■ What the task asks
Pick out the lines below with "ylabel" and list them.

■ Provided data
Begin
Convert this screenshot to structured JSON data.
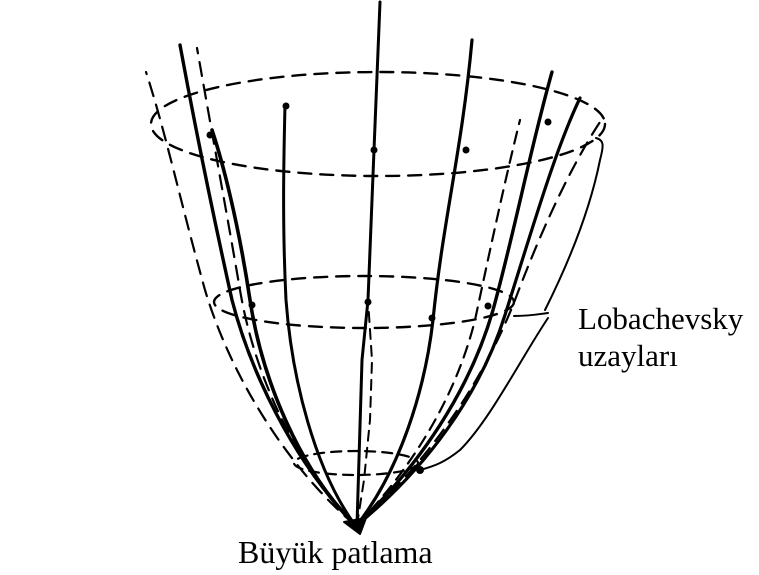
{
  "labels": {
    "big_bang": "Büyük patlama",
    "lobachevsky_line1": "Lobachevsky",
    "lobachevsky_line2": "uzayları"
  },
  "colors": {
    "ink": "#000000",
    "background": "#ffffff"
  }
}
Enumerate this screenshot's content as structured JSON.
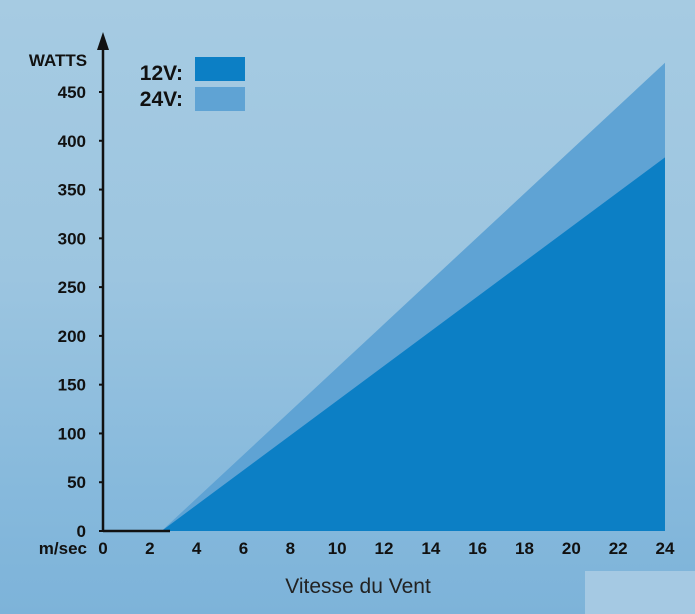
{
  "chart_data": {
    "type": "area",
    "title": "",
    "xlabel": "Vitesse du Vent",
    "ylabel": "WATTS",
    "x_unit_label": "m/sec",
    "xlim": [
      0,
      24
    ],
    "ylim": [
      0,
      450
    ],
    "x_ticks": [
      0,
      2,
      4,
      6,
      8,
      10,
      12,
      14,
      16,
      18,
      20,
      22,
      24
    ],
    "y_ticks": [
      0,
      50,
      100,
      150,
      200,
      250,
      300,
      350,
      400,
      450
    ],
    "grid": false,
    "legend_position": "top-left",
    "series": [
      {
        "name": "24V:",
        "color": "#5fa3d4",
        "x": [
          0,
          2.5,
          24
        ],
        "values": [
          0,
          0,
          480
        ]
      },
      {
        "name": "12V:",
        "color": "#0c7fc5",
        "x": [
          0,
          2.5,
          24
        ],
        "values": [
          0,
          0,
          383
        ]
      }
    ]
  },
  "legend": [
    {
      "label": "12V:",
      "color": "#0c7fc5"
    },
    {
      "label": "24V:",
      "color": "#5fa3d4"
    }
  ]
}
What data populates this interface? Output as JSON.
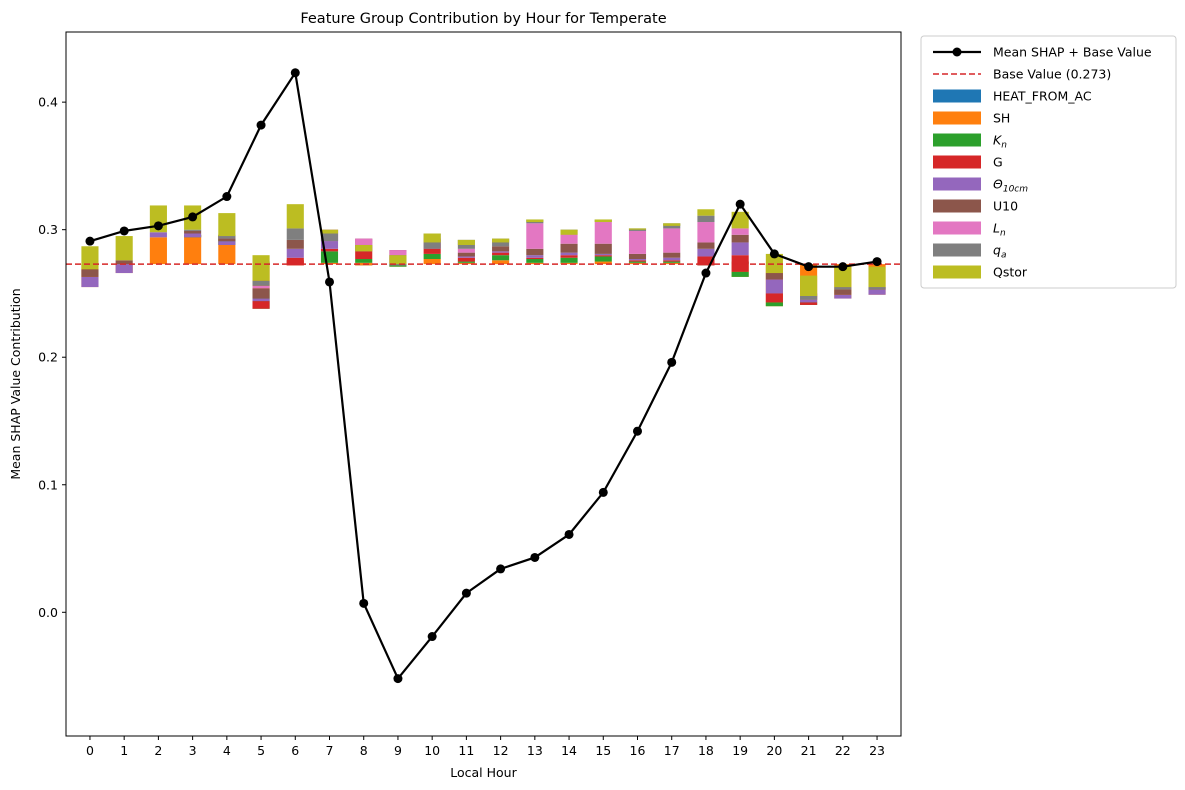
{
  "chart_data": {
    "type": "bar",
    "stacked": true,
    "title": "Feature Group Contribution by Hour for Temperate",
    "xlabel": "Local Hour",
    "ylabel": "Mean SHAP Value Contribution",
    "ylim": [
      -0.097,
      0.455
    ],
    "yticks": [
      0.0,
      0.1,
      0.2,
      0.3,
      0.4
    ],
    "ytick_labels": [
      "0.0",
      "0.1",
      "0.2",
      "0.3",
      "0.4"
    ],
    "categories": [
      "0",
      "1",
      "2",
      "3",
      "4",
      "5",
      "6",
      "7",
      "8",
      "9",
      "10",
      "11",
      "12",
      "13",
      "14",
      "15",
      "16",
      "17",
      "18",
      "19",
      "20",
      "21",
      "22",
      "23"
    ],
    "base_value": 0.273,
    "base_label": "Base Value (0.273)",
    "line_label": "Mean SHAP + Base Value",
    "line_values": [
      0.291,
      0.299,
      0.303,
      0.31,
      0.326,
      0.382,
      0.423,
      0.259,
      0.007,
      -0.052,
      -0.019,
      0.015,
      0.034,
      0.043,
      0.061,
      0.094,
      0.142,
      0.196,
      0.266,
      0.32,
      0.281,
      0.271,
      0.271,
      0.275
    ],
    "series": [
      {
        "name": "HEAT_FROM_AC",
        "color": "#1f77b4",
        "values": [
          0.0,
          0.0,
          0.0,
          0.0,
          0.0,
          0.002,
          0.003,
          0.0,
          -0.001,
          -0.001,
          0.0,
          0.0,
          0.0,
          0.0,
          0.0,
          0.0,
          0.0,
          0.0,
          0.0,
          0.002,
          0.0,
          0.0,
          0.0,
          0.0
        ]
      },
      {
        "name": "SH",
        "color": "#ff7f0e",
        "values": [
          -0.018,
          -0.007,
          0.021,
          0.023,
          0.023,
          -0.022,
          -0.004,
          0.001,
          0.002,
          -0.001,
          0.004,
          0.001,
          0.003,
          0.001,
          0.001,
          0.002,
          0.001,
          0.001,
          0.001,
          -0.012,
          -0.033,
          -0.029,
          -0.027,
          -0.024
        ]
      },
      {
        "name": "K_n",
        "color": "#2ca02c",
        "display": "K",
        "sub": "n",
        "values": [
          0.0,
          0.0,
          0.0,
          -0.002,
          -0.008,
          -0.015,
          0.0,
          0.009,
          0.003,
          0.002,
          0.004,
          0.001,
          0.004,
          0.003,
          0.004,
          0.004,
          0.001,
          0.001,
          -0.002,
          0.004,
          0.003,
          -0.003,
          0.0,
          0.0
        ]
      },
      {
        "name": "G",
        "color": "#d62728",
        "values": [
          0.0,
          0.0,
          0.0,
          0.0,
          0.0,
          0.006,
          0.006,
          0.002,
          0.01,
          0.005,
          0.008,
          0.003,
          0.002,
          0.001,
          0.002,
          0.001,
          0.001,
          0.001,
          0.007,
          0.013,
          0.007,
          0.002,
          0.0,
          0.0
        ]
      },
      {
        "name": "Theta_10cm",
        "color": "#9467bd",
        "display": "Θ",
        "sub": "10cm",
        "values": [
          0.008,
          0.007,
          0.004,
          0.003,
          0.003,
          0.002,
          0.007,
          0.012,
          0.002,
          0.002,
          0.001,
          0.001,
          0.001,
          0.002,
          0.002,
          0.001,
          0.001,
          0.002,
          0.006,
          0.01,
          0.011,
          0.004,
          0.003,
          0.004
        ]
      },
      {
        "name": "U10",
        "color": "#8c564b",
        "values": [
          0.006,
          0.003,
          0.0,
          0.002,
          0.004,
          0.008,
          0.007,
          0.003,
          0.004,
          0.004,
          0.003,
          0.003,
          0.004,
          0.005,
          0.007,
          0.008,
          0.004,
          0.004,
          0.005,
          0.006,
          0.005,
          0.003,
          0.004,
          0.002
        ]
      },
      {
        "name": "L_n",
        "color": "#e377c2",
        "display": "L",
        "sub": "n",
        "values": [
          0.0,
          0.0,
          0.0,
          0.0,
          -0.002,
          0.002,
          0.0,
          -0.009,
          -0.01,
          -0.012,
          -0.008,
          0.003,
          0.0,
          0.02,
          0.01,
          0.017,
          0.018,
          0.019,
          0.016,
          0.005,
          0.0,
          -0.005,
          0.0,
          -0.002
        ]
      },
      {
        "name": "q_a",
        "color": "#7f7f7f",
        "display": "q",
        "sub": "a",
        "values": [
          0.0,
          0.0,
          0.0,
          0.001,
          0.002,
          0.004,
          0.009,
          0.006,
          0.005,
          0.008,
          0.012,
          0.007,
          0.006,
          0.003,
          0.001,
          0.002,
          0.002,
          0.004,
          0.005,
          0.0,
          0.0,
          0.003,
          0.002,
          0.002
        ]
      },
      {
        "name": "Qstor",
        "color": "#bcbd22",
        "values": [
          0.018,
          0.019,
          0.021,
          0.019,
          0.018,
          0.02,
          0.019,
          0.003,
          -0.005,
          -0.007,
          -0.007,
          -0.004,
          -0.003,
          -0.002,
          -0.004,
          -0.002,
          -0.001,
          -0.002,
          0.005,
          0.013,
          0.015,
          0.016,
          0.016,
          0.016
        ]
      }
    ],
    "legend_position": "outside-right-top",
    "grid": false
  }
}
End
■ Written response
    "ylabel": "WATTS",
    "ylabel": "Mean SHAP Value Contribution",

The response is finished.